[TASK OBJECTIVE]
Copy every line of the items below without changing anything, and leave the pictures out of your copy.

═══ DATA SECTION

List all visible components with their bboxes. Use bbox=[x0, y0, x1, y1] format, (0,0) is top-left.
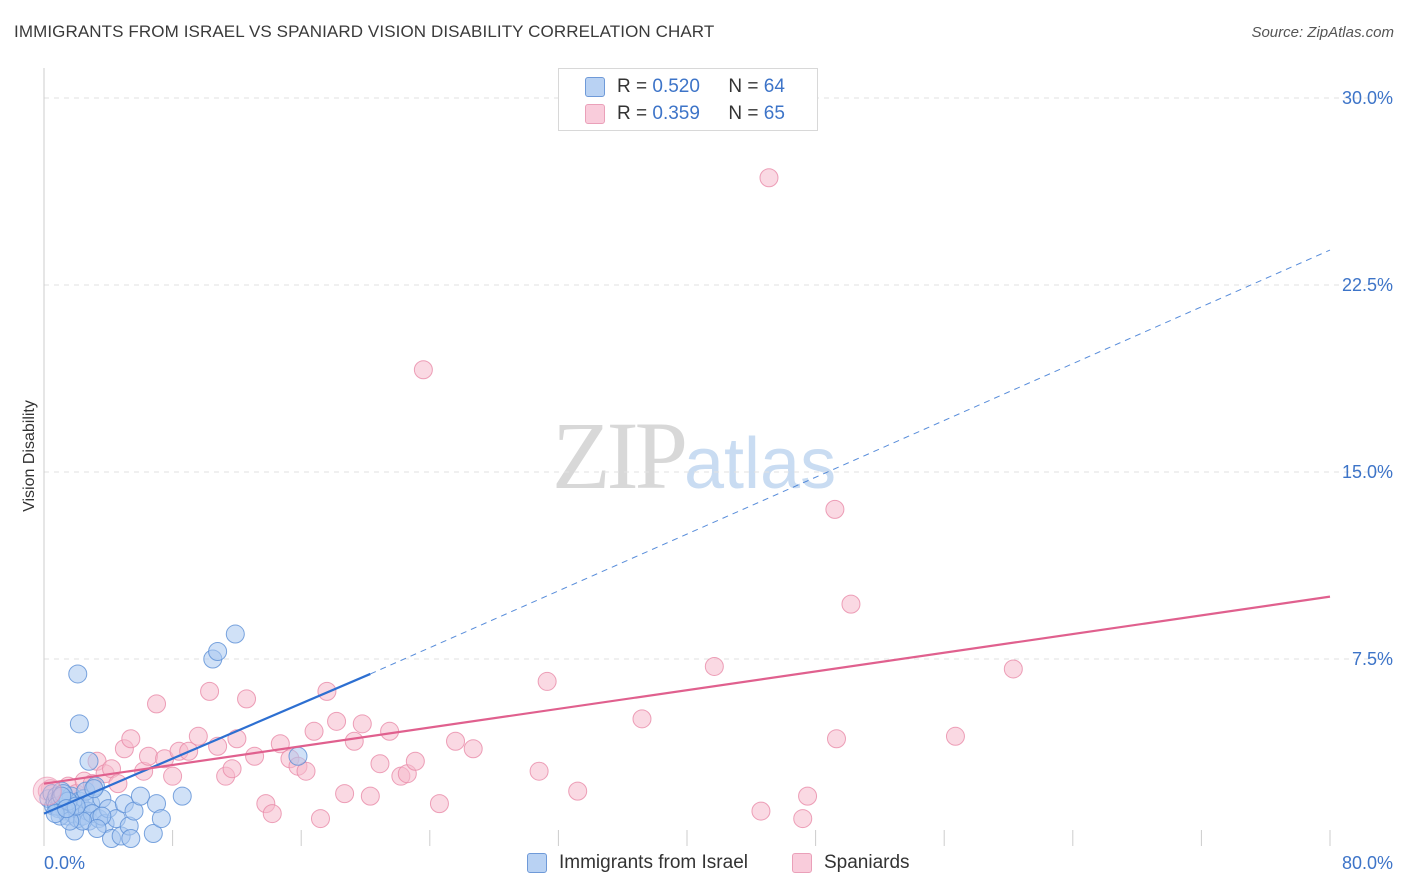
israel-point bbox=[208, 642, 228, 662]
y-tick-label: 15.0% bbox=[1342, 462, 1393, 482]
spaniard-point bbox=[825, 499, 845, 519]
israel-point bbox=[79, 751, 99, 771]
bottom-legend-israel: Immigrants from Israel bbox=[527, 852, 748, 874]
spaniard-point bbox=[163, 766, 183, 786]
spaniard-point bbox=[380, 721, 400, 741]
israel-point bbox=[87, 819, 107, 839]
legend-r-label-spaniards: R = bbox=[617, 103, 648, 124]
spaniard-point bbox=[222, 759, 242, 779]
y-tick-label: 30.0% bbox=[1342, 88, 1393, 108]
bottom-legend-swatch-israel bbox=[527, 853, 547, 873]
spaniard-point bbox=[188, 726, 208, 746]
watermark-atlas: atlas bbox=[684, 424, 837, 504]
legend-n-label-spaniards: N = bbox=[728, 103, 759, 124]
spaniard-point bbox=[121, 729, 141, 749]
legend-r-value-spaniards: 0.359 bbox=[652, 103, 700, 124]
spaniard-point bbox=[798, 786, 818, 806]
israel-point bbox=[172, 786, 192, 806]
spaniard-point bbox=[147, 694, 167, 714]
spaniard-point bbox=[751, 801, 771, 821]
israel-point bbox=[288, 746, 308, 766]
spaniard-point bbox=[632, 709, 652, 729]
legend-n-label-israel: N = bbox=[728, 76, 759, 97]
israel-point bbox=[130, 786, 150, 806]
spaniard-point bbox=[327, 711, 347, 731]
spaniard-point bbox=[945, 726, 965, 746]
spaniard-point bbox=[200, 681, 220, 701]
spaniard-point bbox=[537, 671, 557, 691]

══════

[TASK OUTPUT]
List all visible components with their bboxes. Use bbox=[x0, y0, x1, y1] format, (0,0) is top-left.
israel-point bbox=[208, 642, 228, 662]
y-tick-label: 15.0% bbox=[1342, 462, 1393, 482]
spaniard-point bbox=[825, 499, 845, 519]
israel-point bbox=[79, 751, 99, 771]
bottom-legend-israel: Immigrants from Israel bbox=[527, 852, 748, 874]
spaniard-point bbox=[163, 766, 183, 786]
spaniard-point bbox=[380, 721, 400, 741]
israel-point bbox=[87, 819, 107, 839]
legend-r-label-spaniards: R = bbox=[617, 103, 648, 124]
spaniard-point bbox=[222, 759, 242, 779]
y-tick-label: 30.0% bbox=[1342, 88, 1393, 108]
bottom-legend-swatch-israel bbox=[527, 853, 547, 873]
spaniard-point bbox=[188, 726, 208, 746]
watermark-atlas: atlas bbox=[684, 424, 837, 504]
legend-n-label-spaniards: N = bbox=[728, 103, 759, 124]
spaniard-point bbox=[121, 729, 141, 749]
legend-r-value-spaniards: 0.359 bbox=[652, 103, 700, 124]
spaniard-point bbox=[798, 786, 818, 806]
israel-point bbox=[172, 786, 192, 806]
spaniard-point bbox=[147, 694, 167, 714]
spaniard-point bbox=[751, 801, 771, 821]
israel-point bbox=[288, 746, 308, 766]
spaniard-point bbox=[632, 709, 652, 729]
legend-n-label-israel: N = bbox=[728, 76, 759, 97]
israel-point bbox=[130, 786, 150, 806]
spaniard-point bbox=[327, 711, 347, 731]
spaniard-point bbox=[945, 726, 965, 746]
spaniard-point bbox=[200, 681, 220, 701]
spaniard-point bbox=[537, 671, 557, 691]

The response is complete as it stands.